Excerpt from a dataset:
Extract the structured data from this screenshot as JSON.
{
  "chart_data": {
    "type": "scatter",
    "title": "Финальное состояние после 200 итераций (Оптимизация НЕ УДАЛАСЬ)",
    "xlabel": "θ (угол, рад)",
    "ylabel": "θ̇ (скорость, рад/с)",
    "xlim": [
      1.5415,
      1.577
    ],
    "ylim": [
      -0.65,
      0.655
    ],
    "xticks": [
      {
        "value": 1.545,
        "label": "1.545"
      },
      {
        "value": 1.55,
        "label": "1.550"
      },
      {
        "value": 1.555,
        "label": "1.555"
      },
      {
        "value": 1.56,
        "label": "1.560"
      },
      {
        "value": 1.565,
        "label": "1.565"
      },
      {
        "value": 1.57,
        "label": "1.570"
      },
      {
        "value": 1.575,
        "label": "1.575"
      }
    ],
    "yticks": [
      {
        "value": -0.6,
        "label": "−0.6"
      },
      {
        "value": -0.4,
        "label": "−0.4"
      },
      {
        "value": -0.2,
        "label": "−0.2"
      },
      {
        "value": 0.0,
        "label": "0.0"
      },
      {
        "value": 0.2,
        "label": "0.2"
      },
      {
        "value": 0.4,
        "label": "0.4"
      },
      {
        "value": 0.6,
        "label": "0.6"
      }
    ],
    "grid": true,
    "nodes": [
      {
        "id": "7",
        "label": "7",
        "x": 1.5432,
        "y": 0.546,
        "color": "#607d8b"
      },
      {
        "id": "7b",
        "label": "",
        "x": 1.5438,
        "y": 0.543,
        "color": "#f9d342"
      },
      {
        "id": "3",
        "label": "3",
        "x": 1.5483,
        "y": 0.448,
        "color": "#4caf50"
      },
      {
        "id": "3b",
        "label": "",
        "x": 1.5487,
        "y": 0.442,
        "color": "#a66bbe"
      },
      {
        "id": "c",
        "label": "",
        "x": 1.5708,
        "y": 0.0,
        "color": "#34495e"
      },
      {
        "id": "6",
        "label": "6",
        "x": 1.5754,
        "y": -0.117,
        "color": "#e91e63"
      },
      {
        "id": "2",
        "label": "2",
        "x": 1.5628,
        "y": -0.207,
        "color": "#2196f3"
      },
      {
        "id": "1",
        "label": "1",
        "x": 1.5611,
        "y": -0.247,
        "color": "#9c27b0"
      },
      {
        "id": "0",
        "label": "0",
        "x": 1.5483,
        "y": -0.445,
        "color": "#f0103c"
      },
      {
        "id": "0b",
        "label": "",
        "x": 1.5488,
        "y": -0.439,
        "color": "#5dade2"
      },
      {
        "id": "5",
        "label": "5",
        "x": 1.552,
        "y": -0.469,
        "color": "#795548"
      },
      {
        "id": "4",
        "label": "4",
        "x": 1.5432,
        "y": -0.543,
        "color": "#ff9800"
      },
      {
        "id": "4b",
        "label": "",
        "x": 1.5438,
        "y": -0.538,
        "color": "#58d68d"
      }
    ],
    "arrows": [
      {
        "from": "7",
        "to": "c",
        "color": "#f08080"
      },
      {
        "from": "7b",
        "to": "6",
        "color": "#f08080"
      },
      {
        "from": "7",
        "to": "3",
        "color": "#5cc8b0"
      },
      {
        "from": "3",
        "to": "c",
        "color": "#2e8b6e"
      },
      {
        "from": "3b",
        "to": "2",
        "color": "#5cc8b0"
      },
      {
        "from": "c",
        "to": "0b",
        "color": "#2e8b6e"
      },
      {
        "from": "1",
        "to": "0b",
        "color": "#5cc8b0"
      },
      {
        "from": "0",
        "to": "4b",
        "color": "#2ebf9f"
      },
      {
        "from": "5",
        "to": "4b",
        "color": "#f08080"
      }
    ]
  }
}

Your objective: Nothing should be left out: return all of the records exactly.

Reply to the task:
Extract the structured data from this screenshot as JSON.
{
  "chart_data": {
    "type": "scatter",
    "title": "Финальное состояние после 200 итераций (Оптимизация НЕ УДАЛАСЬ)",
    "xlabel": "θ (угол, рад)",
    "ylabel": "θ̇ (скорость, рад/с)",
    "xlim": [
      1.5415,
      1.577
    ],
    "ylim": [
      -0.65,
      0.655
    ],
    "xticks": [
      {
        "value": 1.545,
        "label": "1.545"
      },
      {
        "value": 1.55,
        "label": "1.550"
      },
      {
        "value": 1.555,
        "label": "1.555"
      },
      {
        "value": 1.56,
        "label": "1.560"
      },
      {
        "value": 1.565,
        "label": "1.565"
      },
      {
        "value": 1.57,
        "label": "1.570"
      },
      {
        "value": 1.575,
        "label": "1.575"
      }
    ],
    "yticks": [
      {
        "value": -0.6,
        "label": "−0.6"
      },
      {
        "value": -0.4,
        "label": "−0.4"
      },
      {
        "value": -0.2,
        "label": "−0.2"
      },
      {
        "value": 0.0,
        "label": "0.0"
      },
      {
        "value": 0.2,
        "label": "0.2"
      },
      {
        "value": 0.4,
        "label": "0.4"
      },
      {
        "value": 0.6,
        "label": "0.6"
      }
    ],
    "grid": true,
    "nodes": [
      {
        "id": "7",
        "label": "7",
        "x": 1.5432,
        "y": 0.546,
        "color": "#607d8b"
      },
      {
        "id": "7b",
        "label": "",
        "x": 1.5438,
        "y": 0.543,
        "color": "#f9d342"
      },
      {
        "id": "3",
        "label": "3",
        "x": 1.5483,
        "y": 0.448,
        "color": "#4caf50"
      },
      {
        "id": "3b",
        "label": "",
        "x": 1.5487,
        "y": 0.442,
        "color": "#a66bbe"
      },
      {
        "id": "c",
        "label": "",
        "x": 1.5708,
        "y": 0.0,
        "color": "#34495e"
      },
      {
        "id": "6",
        "label": "6",
        "x": 1.5754,
        "y": -0.117,
        "color": "#e91e63"
      },
      {
        "id": "2",
        "label": "2",
        "x": 1.5628,
        "y": -0.207,
        "color": "#2196f3"
      },
      {
        "id": "1",
        "label": "1",
        "x": 1.5611,
        "y": -0.247,
        "color": "#9c27b0"
      },
      {
        "id": "0",
        "label": "0",
        "x": 1.5483,
        "y": -0.445,
        "color": "#f0103c"
      },
      {
        "id": "0b",
        "label": "",
        "x": 1.5488,
        "y": -0.439,
        "color": "#5dade2"
      },
      {
        "id": "5",
        "label": "5",
        "x": 1.552,
        "y": -0.469,
        "color": "#795548"
      },
      {
        "id": "4",
        "label": "4",
        "x": 1.5432,
        "y": -0.543,
        "color": "#ff9800"
      },
      {
        "id": "4b",
        "label": "",
        "x": 1.5438,
        "y": -0.538,
        "color": "#58d68d"
      }
    ],
    "arrows": [
      {
        "from": "7",
        "to": "c",
        "color": "#f08080"
      },
      {
        "from": "7b",
        "to": "6",
        "color": "#f08080"
      },
      {
        "from": "7",
        "to": "3",
        "color": "#5cc8b0"
      },
      {
        "from": "3",
        "to": "c",
        "color": "#2e8b6e"
      },
      {
        "from": "3b",
        "to": "2",
        "color": "#5cc8b0"
      },
      {
        "from": "c",
        "to": "0b",
        "color": "#2e8b6e"
      },
      {
        "from": "1",
        "to": "0b",
        "color": "#5cc8b0"
      },
      {
        "from": "0",
        "to": "4b",
        "color": "#2ebf9f"
      },
      {
        "from": "5",
        "to": "4b",
        "color": "#f08080"
      }
    ]
  }
}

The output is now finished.